◆ WHAT YOU HAVE TO DO ◆
Copy out every one of the rows below verbatim, leaving out the pictures.

○ ○ ○ ○ ○

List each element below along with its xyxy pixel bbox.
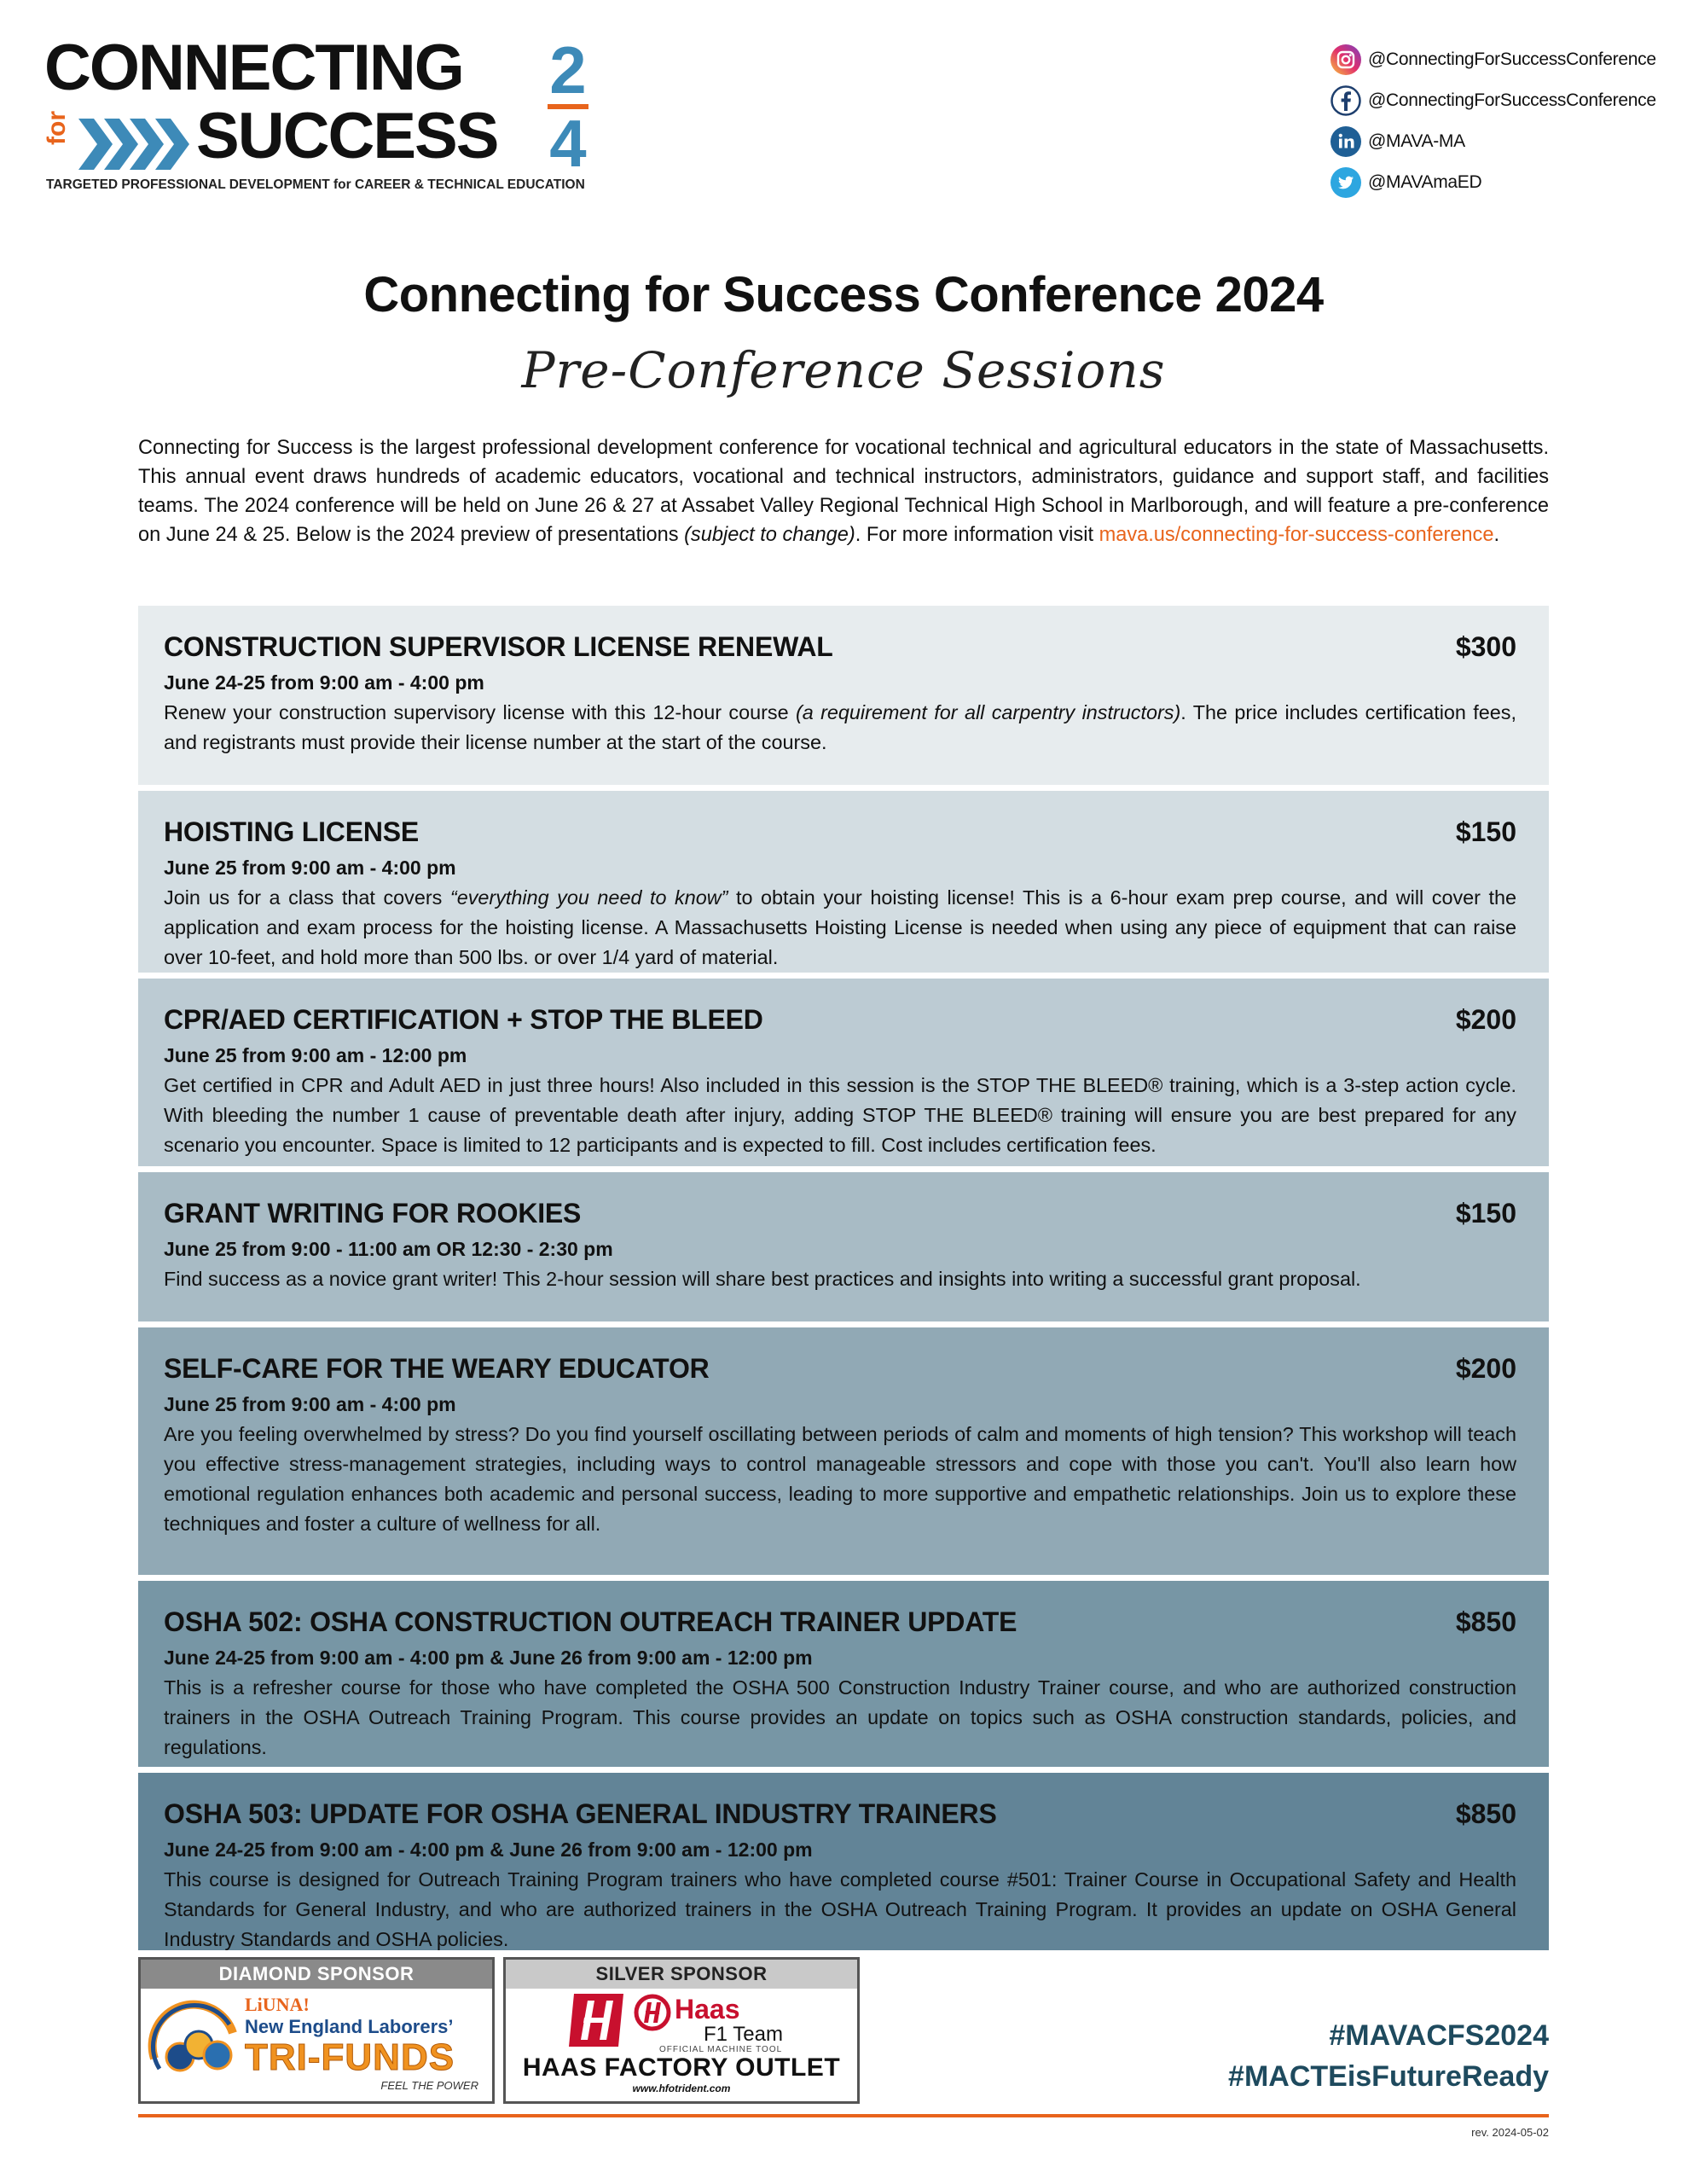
session-description [164,1865,1516,1955]
diamond-sponsor-label: DIAMOND SPONSOR [141,1960,492,1989]
haas-factory-outlet-text: HAAS FACTORY OUTLET [522,2053,841,2082]
diamond-sponsor-box [138,1957,495,2104]
linkedin-icon [1330,126,1361,157]
logo-year [544,32,592,181]
session-date: June 24-25 from 9:00 am - 4:00 pm [164,671,484,694]
facebook-icon [1330,85,1361,116]
intro-paragraph [138,433,1549,549]
session-name: OSHA 502: OSHA CONSTRUCTION OUTREACH TRAINER UPDATE [164,1606,1017,1637]
intro-text-end: . [1493,524,1500,546]
nel-text: New England Laborers’ [245,2016,454,2037]
intro-text-middle: . For more information visit [855,524,1099,546]
instagram-handle: @ConnectingForSuccessConference [1368,49,1656,69]
session-card [138,1581,1549,1767]
session-price: $150 [1455,816,1516,847]
f1-team-text: F1 Team [704,2023,783,2046]
twitter-icon [1330,167,1361,198]
logo-year-bottom: 4 [549,106,587,181]
haas-text: Haas [675,1994,740,2024]
revision-date: rev. 2024-05-02 [1471,2126,1549,2139]
social-links [1330,39,1672,203]
silver-sponsor-label: SILVER SPONSOR [506,1960,857,1989]
session-desc-italic: (a requirement for all carpentry instructors) [795,701,1181,723]
session-name: GRANT WRITING FOR ROOKIES [164,1198,582,1228]
session-name: SELF-CARE FOR THE WEARY EDUCATOR [164,1353,710,1384]
page-subtitle: Pre-Conference Sessions [521,341,1166,399]
session-description [164,1420,1516,1539]
conference-link[interactable]: mava.us/connecting-for-success-conference [1099,524,1494,546]
session-desc-text-end: . The price includes certification fees, and registrants must provide their license number at the start of the course. [164,701,1517,753]
session-card [138,1172,1549,1321]
intro-italic: (subject to change) [684,524,855,546]
session-description [164,1673,1516,1763]
intro-text: Connecting for Success is the largest professional development conference for vocational technical and agricultural educators in the state of Massachusetts. This annual event draws hundreds of academic educators, vocational and technical instructors, administrators, guidance and support staff, and facilities teams. The 2024 conference will be held on June 26 & 27 at Assabet Valley Regional Technical High School in Marlborough, and will feature a pre-conference on June 24 & 25. Below is the 2024 preview of presentations [138,437,1549,546]
session-price: $200 [1455,1004,1516,1035]
session-card [138,1327,1549,1575]
hfo-url-text: www.hfotrident.com [632,2082,731,2094]
session-desc-text-end: to obtain your hoisting license! This is a 6-hour exam prep course, and will cover the application and exam process for the hoisting license. A Massachusetts Hoisting License is needed when using any piece of equipment that can raise over 10-feet, and hold more than 500 lbs. or over 1/4 yard of material. [164,886,1517,968]
connecting-for-success-logo [43,32,590,192]
logo-line-success: SUCCESS [196,100,498,172]
session-desc-italic: “everything you need to know” [449,886,728,909]
logo-for: for [43,111,71,145]
footer-divider [138,2114,1549,2117]
session-desc-text: Are you feeling overwhelmed by stress? Do you find yourself oscillating between periods of calm and moments of high tension? This workshop will teach you effective stress-management strategies, including ways to control manageable stressors and cope with those you can't. You'll also learn how emotional regulation enhances both academic and personal success, leading to more supportive and empathetic relationships. Join us to explore these techniques and foster a culture of wellness for all. [164,1423,1516,1535]
haas-emblem-icon [569,1992,629,2048]
hashtag-macte: #MACTEisFutureReady [1228,2060,1549,2093]
session-price: $200 [1455,1353,1516,1384]
session-desc-text: Join us for a class that covers [164,886,450,909]
session-card [138,1773,1549,1950]
tri-funds-text: TRI-FUNDS [245,2036,455,2078]
silver-sponsor-box [503,1957,860,2104]
liuna-text: LiUNA! [245,1994,310,2015]
official-machine-tool-text: OFFICIAL MACHINE TOOL [659,2045,783,2054]
session-description [164,1264,1516,1294]
session-name: OSHA 503: UPDATE FOR OSHA GENERAL INDUSTRY TRAINERS [164,1798,997,1829]
haas-f1-emblem-icon [634,1994,671,2031]
session-card [138,606,1549,785]
session-desc-text: This course is designed for Outreach Training Program trainers who have completed course #501: Trainer Course in Occupational Safety and Health Standards for General Industry, and who are authorized trainers in the OSHA Outreach Training Program. It provides an update on OSHA General Industry Standards and OSHA policies. [164,1868,1516,1950]
social-twitter[interactable] [1330,162,1672,203]
session-date: June 24-25 from 9:00 am - 4:00 pm & June 26 from 9:00 am - 12:00 pm [164,1647,813,1669]
logo-line-connecting: CONNECTING [44,32,463,104]
logo-year-top: 2 [549,32,587,107]
session-desc-text: Get certified in CPR and Adult AED in just three hours! Also included in this session is the STOP THE BLEED® training, which is a 3-step action cycle. With bleeding the number 1 cause of preventable death after injury, adding STOP THE BLEED® training will ensure you are best prepared for any scenario you encounter. Space is limited to 12 participants and is expected to fill. Cost includes certification fees. [164,1074,1516,1156]
session-price: $850 [1455,1606,1516,1637]
twitter-handle: @MAVAmaED [1368,172,1482,192]
chevron-arrows-icon [78,114,189,174]
session-desc-text: Renew your construction supervisory license with this 12-hour course [164,701,796,723]
session-date: June 25 from 9:00 am - 12:00 pm [164,1044,467,1066]
session-desc-text: This is a refresher course for those who have completed the OSHA 500 Construction Industry Trainer course, and who are authorized construction trainers in the OSHA Outreach Training Program. This course provides an update on topics such as OSHA construction standards, policies, and regulations. [164,1676,1516,1758]
social-linkedin[interactable] [1330,121,1672,162]
instagram-icon [1330,44,1361,75]
session-name: CONSTRUCTION SUPERVISOR LICENSE RENEWAL [164,631,833,662]
session-date: June 25 from 9:00 am - 4:00 pm [164,857,456,879]
session-description [164,1071,1516,1160]
facebook-handle: @ConnectingForSuccessConference [1368,90,1656,110]
session-card [138,791,1549,973]
session-price: $300 [1455,631,1516,662]
logo-tagline: TARGETED PROFESSIONAL DEVELOPMENT for CAREER & TECHNICAL EDUCATION [46,177,585,192]
haas-logo [506,1989,857,2101]
session-name: CPR/AED CERTIFICATION + STOP THE BLEED [164,1004,763,1035]
tri-funds-emblem-icon [148,1999,240,2091]
social-instagram[interactable] [1330,39,1672,80]
session-date: June 25 from 9:00 am - 4:00 pm [164,1393,456,1415]
session-description [164,883,1516,973]
tri-funds-logo [141,1989,492,2101]
session-date: June 25 from 9:00 - 11:00 am OR 12:30 - 2:30 pm [164,1238,613,1260]
hashtags [1228,2015,1549,2097]
session-price: $850 [1455,1798,1516,1829]
social-facebook[interactable] [1330,80,1672,121]
feel-the-power-text: FEEL THE POWER [380,2079,478,2092]
session-name: HOISTING LICENSE [164,816,420,847]
page-title: Connecting for Success Conference 2024 [363,267,1324,322]
session-card [138,979,1549,1166]
session-description [164,698,1516,758]
hashtag-cfs: #MAVACFS2024 [1329,2019,1549,2052]
session-date: June 24-25 from 9:00 am - 4:00 pm & June 26 from 9:00 am - 12:00 pm [164,1838,813,1861]
session-desc-text: Find success as a novice grant writer! This 2-hour session will share best practices and insights into writing a successful grant proposal. [164,1268,1361,1290]
linkedin-handle: @MAVA-MA [1368,131,1465,151]
session-price: $150 [1455,1198,1516,1228]
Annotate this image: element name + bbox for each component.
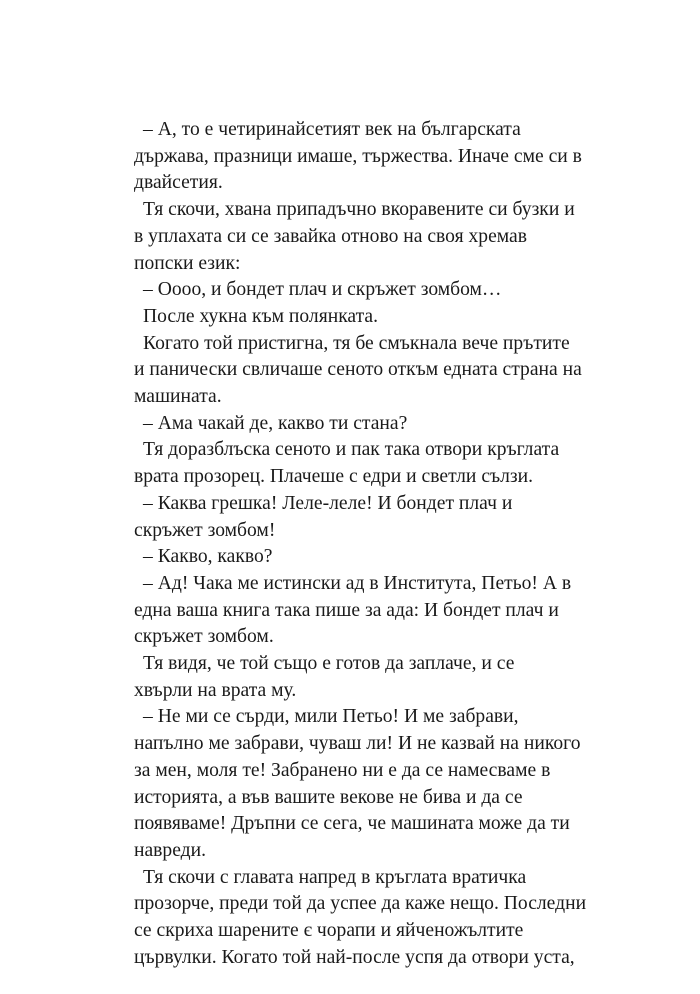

○ ○ ○ ○ ○

◆ FULL OUTPUT ◆
List each element below along with its xyxy pixel bbox.
session-description [164,1865,1516,1955]
diamond-sponsor-label: DIAMOND SPONSOR [141,1960,492,1989]
haas-factory-outlet-text: HAAS FACTORY OUTLET [522,2053,841,2082]
diamond-sponsor-box [138,1957,495,2104]
linkedin-icon [1330,126,1361,157]
logo-year [544,32,592,181]
session-date: June 24-25 from 9:00 am - 4:00 pm [164,671,484,694]
facebook-icon [1330,85,1361,116]
intro-paragraph [138,433,1549,549]
session-name: OSHA 502: OSHA CONSTRUCTION OUTREACH TRAINER UPDATE [164,1606,1017,1637]
intro-text-end: . [1493,524,1500,546]
nel-text: New England Laborers’ [245,2016,454,2037]
intro-text-middle: . For more information visit [855,524,1099,546]
instagram-handle: @ConnectingForSuccessConference [1368,49,1656,69]
session-card [138,1581,1549,1767]
session-price: $150 [1455,816,1516,847]
f1-team-text: F1 Team [704,2023,783,2046]
twitter-icon [1330,167,1361,198]
logo-year-bottom: 4 [549,106,587,181]
haas-text: Haas [675,1994,740,2024]
revision-date: rev. 2024-05-02 [1471,2126,1549,2139]
social-links [1330,39,1672,203]
silver-sponsor-label: SILVER SPONSOR [506,1960,857,1989]
session-desc-italic: (a requirement for all carpentry instructors) [795,701,1181,723]
session-name: GRANT WRITING FOR ROOKIES [164,1198,582,1228]
session-name: SELF-CARE FOR THE WEARY EDUCATOR [164,1353,710,1384]
page-subtitle: Pre-Conference Sessions [521,341,1166,399]
session-description [164,1420,1516,1539]
conference-link[interactable]: mava.us/connecting-for-success-conference [1099,524,1494,546]
session-desc-text-end: . The price includes certification fees, and registrants must provide their license number at the start of the course. [164,701,1517,753]
session-card [138,1172,1549,1321]
intro-italic: (subject to change) [684,524,855,546]
session-description [164,1673,1516,1763]
intro-text: Connecting for Success is the largest professional development conference for vocational technical and agricultural educators in the state of Massachusetts. This annual event draws hundreds of academic educators, vocational and technical instructors, administrators, guidance and support staff, and facilities teams. The 2024 conference will be held on June 26 & 27 at Assabet Valley Regional Technical High School in Marlborough, and will feature a pre-conference on June 24 & 25. Below is the 2024 preview of presentations [138,437,1549,546]
session-price: $200 [1455,1004,1516,1035]
session-card [138,1327,1549,1575]
hfo-url-text: www.hfotrident.com [632,2082,731,2094]
session-desc-text-end: to obtain your hoisting license! This is a 6-hour exam prep course, and will cover the application and exam process for the hoisting license. A Massachusetts Hoisting License is needed when using any piece of equipment that can raise over 10-feet, and hold more than 500 lbs. or over 1/4 yard of material. [164,886,1517,968]
connecting-for-success-logo [43,32,590,192]
logo-line-success: SUCCESS [196,100,498,172]
session-desc-italic: “everything you need to know” [449,886,728,909]
logo-for: for [43,111,71,145]
footer-divider [138,2114,1549,2117]
session-desc-text: Are you feeling overwhelmed by stress? Do you find yourself oscillating between periods of calm and moments of high tension? This workshop will teach you effective stress-management strategies, including ways to control manageable stressors and cope with those you can't. You'll also learn how emotional regulation enhances both academic and personal success, leading to more supportive and empathetic relationships. Join us to explore these techniques and foster a culture of wellness for all. [164,1423,1516,1535]
haas-emblem-icon [569,1992,629,2048]
hashtag-macte: #MACTEisFutureReady [1228,2060,1549,2093]
session-price: $200 [1455,1353,1516,1384]
session-desc-text: Join us for a class that covers [164,886,450,909]
session-card [138,1773,1549,1950]
tri-funds-text: TRI-FUNDS [245,2036,455,2078]
silver-sponsor-box [503,1957,860,2104]
liuna-text: LiUNA! [245,1994,310,2015]
official-machine-tool-text: OFFICIAL MACHINE TOOL [659,2045,783,2054]
session-description [164,1264,1516,1294]
session-name: OSHA 503: UPDATE FOR OSHA GENERAL INDUSTRY TRAINERS [164,1798,997,1829]
haas-f1-emblem-icon [634,1994,671,2031]
session-card [138,606,1549,785]
session-desc-text: This course is designed for Outreach Training Program trainers who have completed course #501: Trainer Course in Occupational Safety and Health Standards for General Industry, and who are authorized trainers in the OSHA Outreach Training Program. It provides an update on OSHA General Industry Standards and OSHA policies. [164,1868,1516,1950]
social-twitter[interactable] [1330,162,1672,203]
session-date: June 24-25 from 9:00 am - 4:00 pm & June 26 from 9:00 am - 12:00 pm [164,1647,813,1669]
logo-line-connecting: CONNECTING [44,32,463,104]
logo-year-top: 2 [549,32,587,107]
session-desc-text: Get certified in CPR and Adult AED in just three hours! Also included in this session is the STOP THE BLEED® training, which is a 3-step action cycle. With bleeding the number 1 cause of preventable death after injury, adding STOP THE BLEED® training will ensure you are best prepared for any scenario you encounter. Space is limited to 12 participants and is expected to fill. Cost includes certification fees. [164,1074,1516,1156]
session-price: $850 [1455,1606,1516,1637]
twitter-handle: @MAVAmaED [1368,172,1482,192]
chevron-arrows-icon [78,114,189,174]
session-desc-text: Renew your construction supervisory license with this 12-hour course [164,701,796,723]
session-date: June 25 from 9:00 am - 12:00 pm [164,1044,467,1066]
session-desc-text: This is a refresher course for those who have completed the OSHA 500 Construction Industry Trainer course, and who are authorized construction trainers in the OSHA Outreach Training Program. This course provides an update on topics such as OSHA construction standards, policies, and regulations. [164,1676,1516,1758]
social-linkedin[interactable] [1330,121,1672,162]
instagram-icon [1330,44,1361,75]
session-name: CONSTRUCTION SUPERVISOR LICENSE RENEWAL [164,631,833,662]
session-date: June 25 from 9:00 am - 4:00 pm [164,857,456,879]
session-description [164,1071,1516,1160]
facebook-handle: @ConnectingForSuccessConference [1368,90,1656,110]
session-card [138,791,1549,973]
session-price: $300 [1455,631,1516,662]
logo-tagline: TARGETED PROFESSIONAL DEVELOPMENT for CAREER & TECHNICAL EDUCATION [46,177,585,192]
haas-logo [506,1989,857,2101]
session-name: CPR/AED CERTIFICATION + STOP THE BLEED [164,1004,763,1035]
tri-funds-emblem-icon [148,1999,240,2091]
social-instagram[interactable] [1330,39,1672,80]
session-date: June 25 from 9:00 am - 4:00 pm [164,1393,456,1415]
session-description [164,883,1516,973]
tri-funds-logo [141,1989,492,2101]
session-date: June 25 from 9:00 - 11:00 am OR 12:30 - 2:30 pm [164,1238,613,1260]
hashtags [1228,2015,1549,2097]
session-price: $850 [1455,1798,1516,1829]
social-facebook[interactable] [1330,80,1672,121]
feel-the-power-text: FEEL THE POWER [380,2079,478,2092]
session-name: HOISTING LICENSE [164,816,420,847]
page-title: Connecting for Success Conference 2024 [363,267,1324,322]
session-card [138,979,1549,1166]
session-description [164,698,1516,758]
hashtag-cfs: #MAVACFS2024 [1329,2019,1549,2052]
session-date: June 24-25 from 9:00 am - 4:00 pm & June 26 from 9:00 am - 12:00 pm [164,1838,813,1861]
session-desc-text: Find success as a novice grant writer! This 2-hour session will share best practices and insights into writing a successful grant proposal. [164,1268,1361,1290]
linkedin-handle: @MAVA-MA [1368,131,1465,151]
session-price: $150 [1455,1198,1516,1228]
Annotate this image: element name + bbox for each component.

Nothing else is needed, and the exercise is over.